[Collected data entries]
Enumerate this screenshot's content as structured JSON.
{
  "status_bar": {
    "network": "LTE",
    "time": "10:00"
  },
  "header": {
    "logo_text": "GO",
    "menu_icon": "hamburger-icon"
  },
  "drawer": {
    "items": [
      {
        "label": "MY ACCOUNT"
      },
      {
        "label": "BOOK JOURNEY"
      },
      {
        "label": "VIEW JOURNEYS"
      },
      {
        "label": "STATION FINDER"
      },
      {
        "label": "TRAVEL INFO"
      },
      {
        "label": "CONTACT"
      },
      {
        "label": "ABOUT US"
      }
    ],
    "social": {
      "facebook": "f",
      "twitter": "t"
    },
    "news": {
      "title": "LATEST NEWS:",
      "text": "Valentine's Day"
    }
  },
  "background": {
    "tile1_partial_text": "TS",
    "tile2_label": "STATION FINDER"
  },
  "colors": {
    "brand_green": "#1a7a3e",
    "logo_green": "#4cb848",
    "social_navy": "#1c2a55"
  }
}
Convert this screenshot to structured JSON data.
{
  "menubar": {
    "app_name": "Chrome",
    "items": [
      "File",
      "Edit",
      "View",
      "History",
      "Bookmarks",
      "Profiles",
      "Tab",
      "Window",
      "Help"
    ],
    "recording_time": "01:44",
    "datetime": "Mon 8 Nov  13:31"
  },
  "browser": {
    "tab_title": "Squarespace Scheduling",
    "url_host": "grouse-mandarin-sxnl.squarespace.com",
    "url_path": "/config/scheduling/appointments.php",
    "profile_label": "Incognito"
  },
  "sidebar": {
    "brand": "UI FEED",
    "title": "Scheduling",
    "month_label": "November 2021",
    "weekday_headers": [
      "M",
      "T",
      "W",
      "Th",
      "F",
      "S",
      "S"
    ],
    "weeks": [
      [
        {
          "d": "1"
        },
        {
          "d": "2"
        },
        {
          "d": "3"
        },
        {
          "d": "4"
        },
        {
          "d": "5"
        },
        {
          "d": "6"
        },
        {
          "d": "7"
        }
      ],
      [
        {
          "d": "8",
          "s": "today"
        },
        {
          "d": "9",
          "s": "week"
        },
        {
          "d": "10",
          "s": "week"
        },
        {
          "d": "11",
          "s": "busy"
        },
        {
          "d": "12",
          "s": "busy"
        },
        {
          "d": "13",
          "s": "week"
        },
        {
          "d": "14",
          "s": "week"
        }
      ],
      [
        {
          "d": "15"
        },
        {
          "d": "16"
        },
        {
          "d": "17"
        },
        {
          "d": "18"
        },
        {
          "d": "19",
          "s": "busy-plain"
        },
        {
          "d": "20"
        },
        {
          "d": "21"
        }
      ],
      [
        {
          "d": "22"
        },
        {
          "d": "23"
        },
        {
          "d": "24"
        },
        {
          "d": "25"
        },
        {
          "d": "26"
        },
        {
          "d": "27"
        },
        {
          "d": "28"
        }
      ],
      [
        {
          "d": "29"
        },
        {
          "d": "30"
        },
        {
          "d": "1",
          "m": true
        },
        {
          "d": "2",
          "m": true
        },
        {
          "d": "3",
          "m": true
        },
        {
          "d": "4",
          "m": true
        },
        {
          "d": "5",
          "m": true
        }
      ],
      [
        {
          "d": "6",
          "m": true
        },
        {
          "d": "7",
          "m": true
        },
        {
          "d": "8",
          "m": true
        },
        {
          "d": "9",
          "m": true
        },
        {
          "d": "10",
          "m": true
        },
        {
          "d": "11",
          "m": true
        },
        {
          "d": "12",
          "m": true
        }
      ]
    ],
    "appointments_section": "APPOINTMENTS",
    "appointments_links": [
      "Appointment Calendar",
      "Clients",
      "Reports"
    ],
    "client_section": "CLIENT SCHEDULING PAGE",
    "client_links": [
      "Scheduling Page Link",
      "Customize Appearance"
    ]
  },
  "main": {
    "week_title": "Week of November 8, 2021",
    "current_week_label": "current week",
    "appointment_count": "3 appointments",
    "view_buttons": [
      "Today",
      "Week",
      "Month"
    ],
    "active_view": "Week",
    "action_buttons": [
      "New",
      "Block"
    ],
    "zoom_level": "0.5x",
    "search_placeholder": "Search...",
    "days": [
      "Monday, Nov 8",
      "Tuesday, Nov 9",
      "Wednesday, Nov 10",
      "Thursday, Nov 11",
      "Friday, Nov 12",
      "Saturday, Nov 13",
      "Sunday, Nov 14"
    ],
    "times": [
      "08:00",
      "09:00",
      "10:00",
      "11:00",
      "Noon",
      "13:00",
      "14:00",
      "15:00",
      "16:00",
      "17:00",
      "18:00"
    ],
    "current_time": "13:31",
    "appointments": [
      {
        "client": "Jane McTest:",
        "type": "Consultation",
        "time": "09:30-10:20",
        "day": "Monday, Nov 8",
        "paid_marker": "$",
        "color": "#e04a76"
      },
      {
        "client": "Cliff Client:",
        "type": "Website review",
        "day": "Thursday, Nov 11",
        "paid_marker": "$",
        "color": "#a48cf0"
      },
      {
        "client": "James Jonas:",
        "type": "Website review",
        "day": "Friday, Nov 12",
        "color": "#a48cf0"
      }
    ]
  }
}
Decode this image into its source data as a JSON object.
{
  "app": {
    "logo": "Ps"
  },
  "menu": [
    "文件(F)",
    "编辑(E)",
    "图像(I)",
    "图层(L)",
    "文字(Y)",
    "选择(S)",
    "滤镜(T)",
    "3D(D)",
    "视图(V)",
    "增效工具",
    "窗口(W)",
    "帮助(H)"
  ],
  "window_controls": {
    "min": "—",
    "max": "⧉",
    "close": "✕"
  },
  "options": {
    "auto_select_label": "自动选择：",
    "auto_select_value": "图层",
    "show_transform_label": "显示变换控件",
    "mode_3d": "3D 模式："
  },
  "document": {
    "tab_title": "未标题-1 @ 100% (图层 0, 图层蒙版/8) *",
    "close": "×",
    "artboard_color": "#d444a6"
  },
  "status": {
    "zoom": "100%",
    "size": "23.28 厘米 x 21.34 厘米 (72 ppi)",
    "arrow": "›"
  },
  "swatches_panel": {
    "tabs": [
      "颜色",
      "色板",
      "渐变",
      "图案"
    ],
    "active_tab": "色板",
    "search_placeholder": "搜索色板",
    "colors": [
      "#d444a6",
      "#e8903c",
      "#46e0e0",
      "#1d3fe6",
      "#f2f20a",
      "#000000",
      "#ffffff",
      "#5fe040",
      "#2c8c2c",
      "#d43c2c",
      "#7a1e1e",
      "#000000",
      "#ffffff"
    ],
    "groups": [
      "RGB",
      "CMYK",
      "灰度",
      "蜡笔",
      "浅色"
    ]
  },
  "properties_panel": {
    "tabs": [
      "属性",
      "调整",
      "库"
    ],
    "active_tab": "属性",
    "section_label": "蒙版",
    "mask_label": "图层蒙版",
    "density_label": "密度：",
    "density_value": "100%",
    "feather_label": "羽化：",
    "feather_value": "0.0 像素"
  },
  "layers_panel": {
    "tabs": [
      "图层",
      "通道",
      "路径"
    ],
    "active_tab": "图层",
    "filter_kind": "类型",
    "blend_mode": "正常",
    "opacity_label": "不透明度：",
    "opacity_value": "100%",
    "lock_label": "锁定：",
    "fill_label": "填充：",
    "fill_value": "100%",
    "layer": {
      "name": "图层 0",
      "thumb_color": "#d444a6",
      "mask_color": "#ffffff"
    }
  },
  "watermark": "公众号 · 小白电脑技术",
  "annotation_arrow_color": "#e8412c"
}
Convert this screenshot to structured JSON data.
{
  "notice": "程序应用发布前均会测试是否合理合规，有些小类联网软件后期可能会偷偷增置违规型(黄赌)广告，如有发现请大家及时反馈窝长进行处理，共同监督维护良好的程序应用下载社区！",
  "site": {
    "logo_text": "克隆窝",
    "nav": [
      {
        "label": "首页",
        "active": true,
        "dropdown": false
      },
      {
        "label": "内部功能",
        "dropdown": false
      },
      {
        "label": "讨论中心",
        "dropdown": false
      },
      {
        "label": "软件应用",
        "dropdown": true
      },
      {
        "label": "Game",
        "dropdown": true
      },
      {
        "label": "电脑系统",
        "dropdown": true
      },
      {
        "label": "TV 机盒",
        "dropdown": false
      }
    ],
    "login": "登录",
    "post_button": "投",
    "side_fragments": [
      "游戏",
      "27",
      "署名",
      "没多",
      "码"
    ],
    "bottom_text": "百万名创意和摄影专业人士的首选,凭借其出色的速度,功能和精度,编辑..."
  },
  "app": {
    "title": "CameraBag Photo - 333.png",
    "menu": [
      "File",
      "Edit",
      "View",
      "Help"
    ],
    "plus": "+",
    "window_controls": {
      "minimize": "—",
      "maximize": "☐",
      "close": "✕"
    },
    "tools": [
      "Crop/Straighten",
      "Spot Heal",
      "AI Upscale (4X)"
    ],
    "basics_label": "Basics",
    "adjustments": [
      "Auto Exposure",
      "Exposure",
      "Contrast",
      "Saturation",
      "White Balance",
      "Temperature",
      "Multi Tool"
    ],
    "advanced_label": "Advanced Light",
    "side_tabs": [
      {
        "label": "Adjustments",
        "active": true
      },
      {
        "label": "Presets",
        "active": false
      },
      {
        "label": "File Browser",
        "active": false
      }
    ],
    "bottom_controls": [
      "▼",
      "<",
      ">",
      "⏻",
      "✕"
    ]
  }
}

▶ [Given problem]
Look through the data and show every line containing "this".

▶ [Complete answer]
Enumerate this screenshot's content as structured JSON.
Convert this screenshot to structured JSON data.
Decode this image into its source data as a JSON object.
Convert this screenshot to structured JSON data.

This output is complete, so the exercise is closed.